== TEXT TO READ ==

In [None]:
import numpy as np
import pandas as pd
import matplotlib.pyplot as plt
import seaborn as sns
import os,gc
import warnings 
warnings.filterwarnings("ignore")

from math import sqrt

from sklearn.preprocessing import LabelEncoder
from sklearn.metrics import mean_squared_error
from sklearn.linear_model import LinearRegression
from sklearn.model_selection import KFold

from xgboost import XGBRegressor
from lightgbm import LGBMRegressor

import eli5
from eli5.sklearn import PermutationImportance

In [None]:
train = pd.read_csv('../input/restaurant-revenue-prediction/train.csv')
test = pd.read_csv('../input/restaurant-revenue-prediction/test.csv')
sample = pd.read_csv('../input/restaurant-revenue-prediction/sampleSubmission.csv')

In [None]:
print(train.shape, test.shape)

1. We have just 137 rows to train the model.
2. The test data is pretty huge compared to the train data.

## Preprocessing and EDA

In [None]:
train.head(n=10)

1. The target column is 'revenue'.
2. Dataset is anonymised.
3. This is a regression problem.

In [None]:
train.info()

Here,
1. There are no missing values.
2. We have 4 categorical columns.

In [None]:
train.describe()

In [None]:
plt.subplots(figsize=(6,6))
sns.distplot(train['revenue'], kde=True, bins=20)
plt.title('Number of Restaurants vs Revenue')
plt.xlabel('Revenue')
plt.ylabel('Number of Restaurants')

Most restaurant generate revenue between 0.25e7 to 0.5e7. Now, let's see how the city affects the restaurant's revenue,

In [None]:
train['City'].nunique()

In [None]:
plt.subplots(figsize=(8,4))
train['City'].value_counts().plot(kind='bar')
plt.title('No of restaurants vs City')
plt.xlabel('City')
plt.ylabel('No of restaurants')

===
== DATA TO PROCESS ==

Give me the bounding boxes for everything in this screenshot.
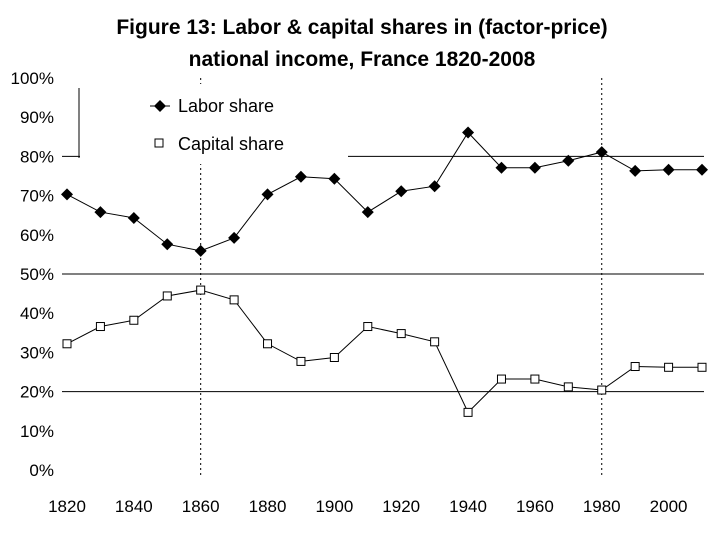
series-line-capital	[66, 289, 702, 414]
y-axis-tick-labels: 0% 10% 20% 30% 40% 50% 60% 70% 80% 90% 100%	[11, 69, 54, 480]
legend-label-labor: Labor share	[178, 96, 274, 116]
legend: Labor share Capital share	[78, 84, 348, 164]
data-point-capital	[496, 374, 506, 384]
data-point-labor	[528, 161, 541, 174]
data-point-labor	[428, 180, 441, 193]
data-point-capital	[263, 339, 273, 349]
data-point-capital	[396, 329, 406, 339]
data-point-capital	[430, 337, 440, 347]
data-point-capital	[196, 285, 206, 295]
chart-subtitle: national income, France 1820-2008	[189, 48, 536, 71]
data-point-labor	[495, 161, 508, 174]
x-tick-label: 2000	[650, 497, 688, 516]
gridlines	[62, 155, 704, 393]
series-line-labor	[66, 131, 702, 252]
y-tick-label: 80%	[20, 147, 54, 166]
y-tick-label: 0%	[29, 461, 54, 480]
y-tick-label: 20%	[20, 383, 54, 402]
data-point-labor	[61, 188, 73, 201]
data-point-capital	[95, 322, 105, 332]
data-point-capital	[62, 339, 72, 349]
data-point-capital	[229, 295, 239, 305]
data-point-capital	[697, 362, 707, 372]
series-layer	[61, 126, 708, 417]
data-point-labor	[228, 231, 241, 244]
y-tick-label: 40%	[20, 304, 54, 323]
legend-background	[80, 84, 348, 164]
y-tick-label: 90%	[20, 108, 54, 127]
legend-marker-capital	[154, 138, 164, 148]
data-point-labor	[261, 188, 274, 201]
data-point-labor	[629, 164, 642, 177]
x-tick-label: 1960	[516, 497, 554, 516]
data-point-capital	[530, 374, 540, 384]
data-point-capital	[463, 407, 473, 417]
y-tick-label: 10%	[20, 422, 54, 441]
legend-label-capital: Capital share	[178, 134, 284, 154]
x-tick-label: 1860	[182, 497, 220, 516]
x-axis-tick-labels: 1820 1840 1860 1880 1900 1920 1940 1960 1980 2000	[48, 497, 687, 516]
chart-title: Figure 13: Labor & capital shares in (fa…	[116, 16, 607, 39]
x-tick-label: 1920	[382, 497, 420, 516]
data-point-capital	[129, 315, 139, 325]
y-tick-label: 50%	[20, 265, 54, 284]
data-point-labor	[462, 126, 475, 139]
data-point-capital	[630, 362, 640, 372]
data-point-labor	[562, 154, 575, 167]
data-point-labor	[662, 163, 675, 176]
x-tick-label: 1980	[583, 497, 621, 516]
data-point-labor	[361, 206, 374, 219]
x-tick-label: 1880	[249, 497, 287, 516]
data-point-labor	[328, 172, 341, 185]
x-tick-label: 1840	[115, 497, 153, 516]
y-tick-label: 30%	[20, 343, 54, 362]
data-point-labor	[94, 206, 107, 219]
data-point-capital	[363, 322, 373, 332]
data-point-capital	[329, 352, 339, 362]
data-point-capital	[296, 356, 306, 366]
y-tick-label: 60%	[20, 226, 54, 245]
data-point-labor	[395, 185, 408, 198]
data-point-capital	[597, 385, 607, 395]
x-tick-label: 1900	[315, 497, 353, 516]
data-point-labor	[194, 244, 207, 257]
data-point-labor	[127, 211, 140, 224]
data-point-capital	[563, 382, 573, 392]
x-tick-label: 1940	[449, 497, 487, 516]
data-point-labor	[595, 146, 608, 159]
y-tick-label: 100%	[11, 69, 54, 88]
data-point-labor	[696, 163, 708, 176]
y-tick-label: 70%	[20, 187, 54, 206]
legend-marker-labor	[154, 100, 166, 112]
x-tick-label: 1820	[48, 497, 86, 516]
data-point-labor	[294, 170, 307, 183]
data-point-capital	[162, 291, 172, 301]
data-point-capital	[664, 362, 674, 372]
data-point-labor	[161, 238, 174, 251]
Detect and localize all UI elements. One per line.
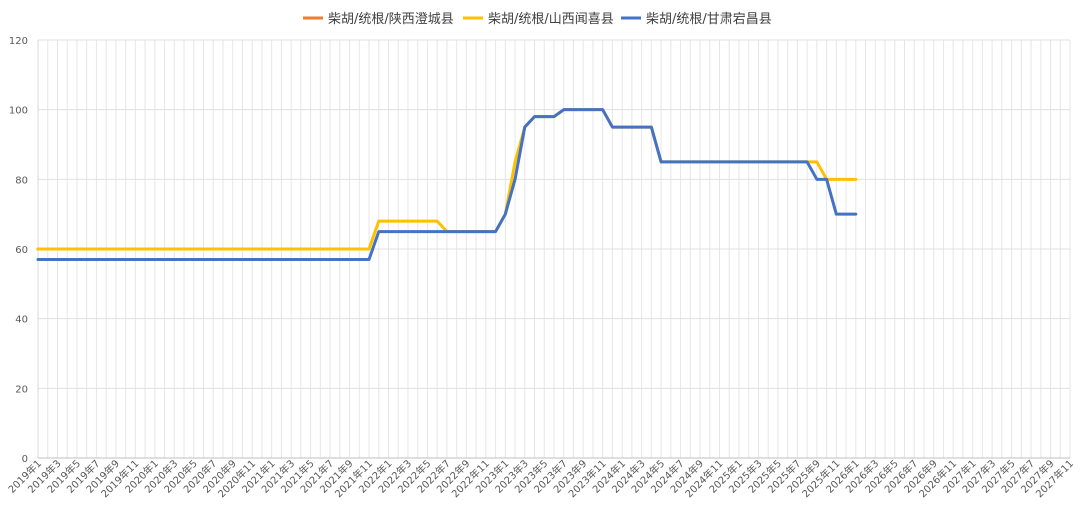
legend-label: 柴胡/统根/甘肃宕昌县 [646, 12, 772, 27]
legend-label: 柴胡/统根/陕西澄城县 [328, 12, 454, 27]
series-line-3 [36, 108, 858, 261]
legend: 柴胡/统根/陕西澄城县 柴胡/统根/山西闻喜县 柴胡/统根/甘肃宕昌县 [303, 12, 772, 27]
legend-item-3: 柴胡/统根/甘肃宕昌县 [621, 12, 772, 27]
y-tick-label: 60 [15, 245, 28, 256]
legend-label: 柴胡/统根/山西闻喜县 [488, 12, 614, 27]
legend-item-2: 柴胡/统根/山西闻喜县 [463, 12, 614, 27]
axes: 0204060801001202019年12019年32019年52019年72… [5, 36, 1076, 500]
y-tick-label: 120 [9, 36, 28, 47]
y-tick-label: 0 [22, 454, 28, 465]
series-lines [36, 108, 858, 261]
y-tick-label: 20 [15, 384, 28, 395]
y-tick-label: 40 [15, 315, 28, 326]
legend-item-1: 柴胡/统根/陕西澄城县 [303, 12, 454, 27]
y-tick-label: 100 [9, 106, 28, 117]
y-tick-label: 80 [15, 175, 28, 186]
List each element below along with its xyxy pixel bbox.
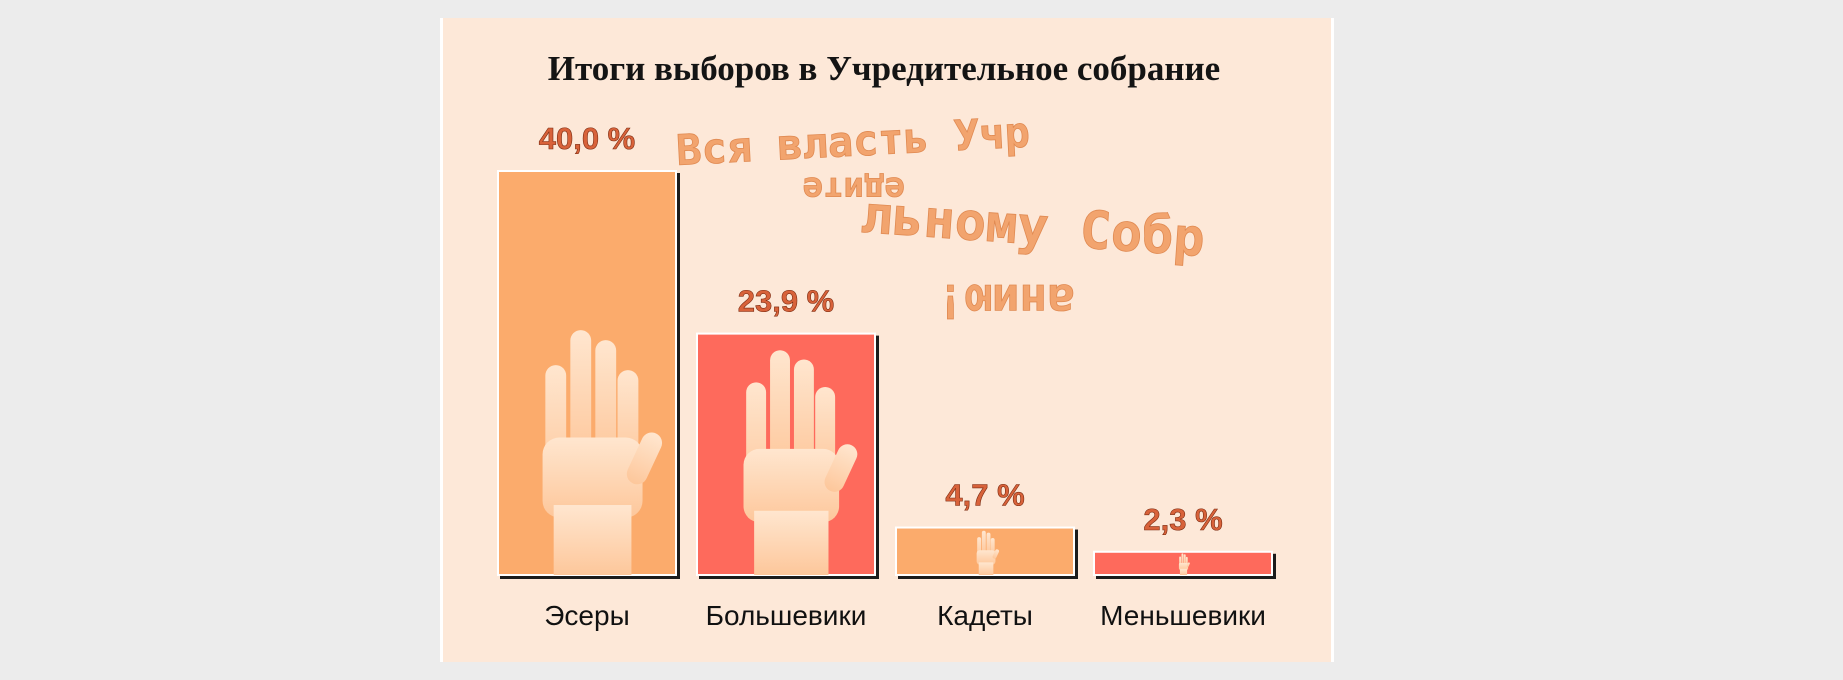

===

▶ [GOALS]
1. From the rows, copy out the part that opens with the line containing "289, 702, 414]" and closes with the line containing "329, 406, 339]", both lines included.
2. Write what comes next in the restaurant revenue notebook, starting after its last line.
The restaurant revenue notebook and the rows above it come from unrelated sources.

▶ [ANSWERS TO EACH TASK]
1.
series-line-capital	[66, 289, 702, 414]
y-axis-tick-labels: 0% 10% 20% 30% 40% 50% 60% 70% 80% 90% 100%	[11, 69, 54, 480]
legend-label-labor: Labor share	[178, 96, 274, 116]
legend: Labor share Capital share	[78, 84, 348, 164]
data-point-capital	[496, 374, 506, 384]
data-point-labor	[528, 161, 541, 174]
data-point-labor	[428, 180, 441, 193]
data-point-capital	[263, 339, 273, 349]
data-point-capital	[396, 329, 406, 339]

2.
1. Istanbul has the maximum number of restaurants.
2. Second is Ankara and then Izimir.
3. Rest of the cities has less than 10 restaurants.

In [None]:
train[['City','revenue']].groupby('City').mean().plot(kind='bar')
plt.title('Mean Revenue Generated vs City')
plt.xlabel('City')
plt.ylabel('Mean Revenue Generated')

Here, 
1. Mean Revenue Generated is over 5M for a few cities.
2. MRG is between 2M to 4M for most cities.
3. It is less than 2M for just 2 cities.

We can't use label encoding on this column,it will mislead the model.We can bin the cities based on Mean Revenue Generated.

In [None]:
mean_revenue_per_city = train[['City', 'revenue']].groupby('City', as_index=False).mean()
mean_revenue_per_city['revenue'] = mean_revenue_per_city['revenue'].apply(lambda x: int(x/1e6)) 
mean_revenue_per_city

mean_dict = dict(zip(mean_revenue_per_city.City, mean_revenue_per_city.revenue))
mean_dict

In [None]:
train.replace({"City":mean_dict}, inplace=True)
test.replace({"City":mean_dict}, inplace=True)

In [None]:
test['City'] = test['City'].apply(lambda x: 6 if isinstance(x,str) else x)

Now, let's see the 'City Group' column.

In [None]:
train['City Group'].unique()

In [None]:
sns.countplot(train['City Group'])
plt.ylabel('No. of Restaurants')
plt.title('No of Restaurants vs City Group')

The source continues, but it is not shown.